Required work ::
Pull out every line in the data that has the string "thicken" in it.
# START OF Provided data
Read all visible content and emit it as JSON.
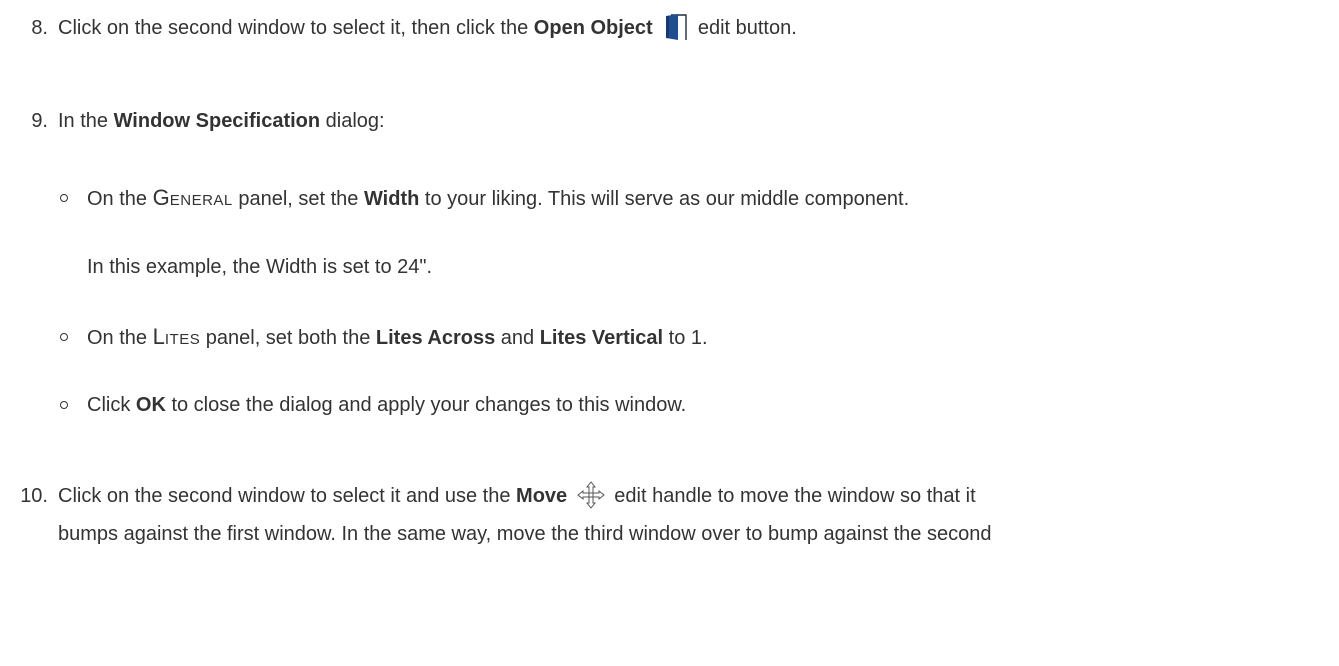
{
  "step8": {
    "number": "8.",
    "pre": "Click on the second window to select it, then click the ",
    "bold": "Open Object",
    "icon": "open-object-icon",
    "post": " edit button."
  },
  "step9": {
    "number": "9.",
    "pre": "In the ",
    "bold": "Window Specification",
    "post": " dialog:",
    "bullets": [
      {
        "pre": "On the ",
        "panel_first": "G",
        "panel_rest": "ENERAL",
        "mid": " panel, set the ",
        "bold": "Width",
        "post": " to your liking. This will serve as our middle component.",
        "note": "In this example, the Width is set to 24\"."
      },
      {
        "pre": "On the ",
        "panel_first": "L",
        "panel_rest": "ITES",
        "mid": " panel, set both the ",
        "bold1": "Lites Across",
        "and": " and ",
        "bold2": "Lites Vertical",
        "post": " to 1."
      },
      {
        "pre": "Click ",
        "bold": "OK",
        "post": " to close the dialog and apply your changes to this window."
      }
    ]
  },
  "step10": {
    "number": "10.",
    "pre": "Click on the second window to select it and use the ",
    "bold": "Move",
    "icon": "move-handle-icon",
    "post": " edit handle to move the window so that it",
    "line2": "bumps against the first window. In the same way, move the third window over to bump against the second"
  },
  "colors": {
    "text": "#333333",
    "icon_blue": "#1f4f8f"
  }
}
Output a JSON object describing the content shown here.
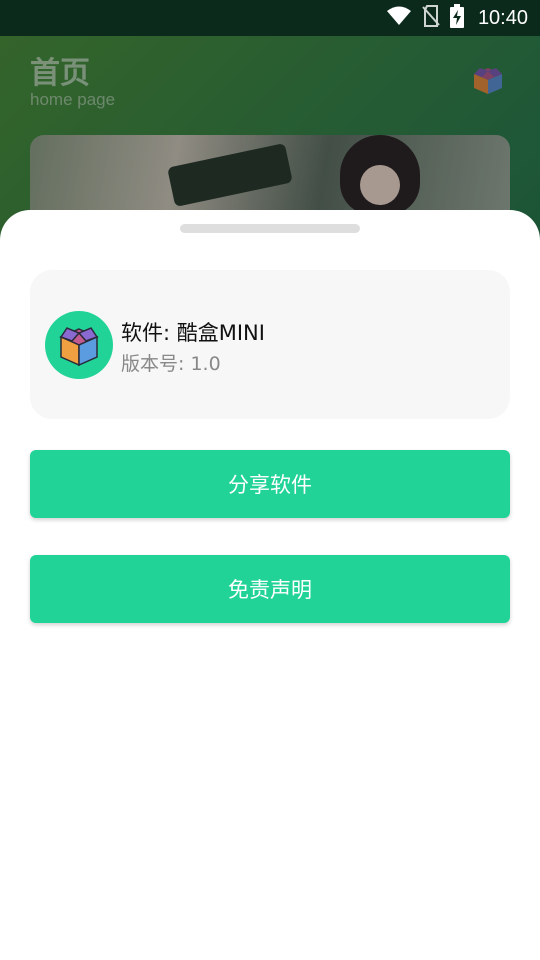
{
  "status_bar": {
    "time": "10:40",
    "icons": [
      "wifi-icon",
      "no-sim-icon",
      "battery-charging-icon"
    ]
  },
  "home": {
    "title": "首页",
    "subtitle": "home page",
    "icon": "box-icon"
  },
  "sheet": {
    "app_name": "软件: 酷盒MINI",
    "app_version": "版本号: 1.0",
    "share_button": "分享软件",
    "disclaimer_button": "免责声明"
  },
  "colors": {
    "accent": "#22d398",
    "status_bar": "#0b2a1c",
    "sheet_background": "#ffffff",
    "card_background": "#f7f7f7"
  }
}
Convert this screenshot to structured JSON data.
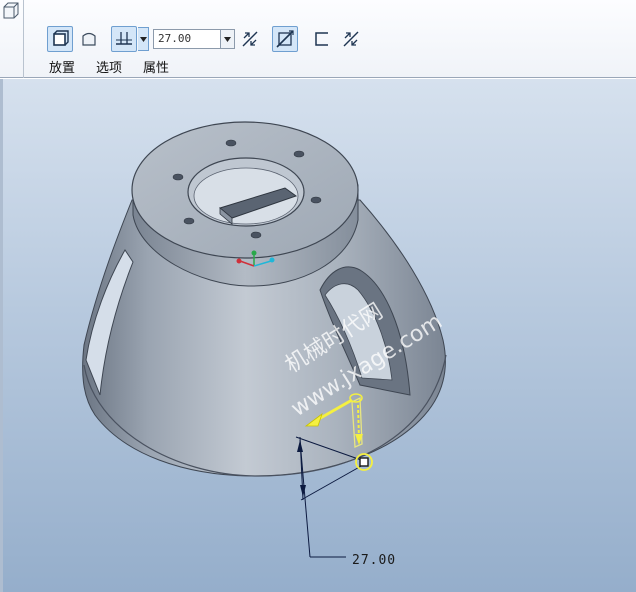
{
  "toolbar": {
    "dimension_value": "27.00",
    "tabs": [
      "放置",
      "选项",
      "属性"
    ]
  },
  "icons": {
    "corner": "feature-corner-icon",
    "solid": "solid-extrude-icon",
    "surface": "surface-extrude-icon",
    "depth": "depth-blind-icon",
    "flip": "flip-direction-icon",
    "remove_material": "remove-material-icon",
    "thicken": "thicken-sketch-icon",
    "flip2": "flip-thicken-icon"
  },
  "viewport": {
    "dimension_label": "27.00",
    "watermark_cn": "机械时代网",
    "watermark_url": "www.jxage.com"
  },
  "colors": {
    "active_button": "#d4e6f8",
    "model_gray": "#a9b3bf",
    "handle_yellow": "#f5f040",
    "background_top": "#d6e1ee",
    "background_bottom": "#95aecb"
  }
}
# END OF Provided data
Worked answer ::
    "thicken": "thicken-sketch-icon",
    "flip2": "flip-thicken-icon"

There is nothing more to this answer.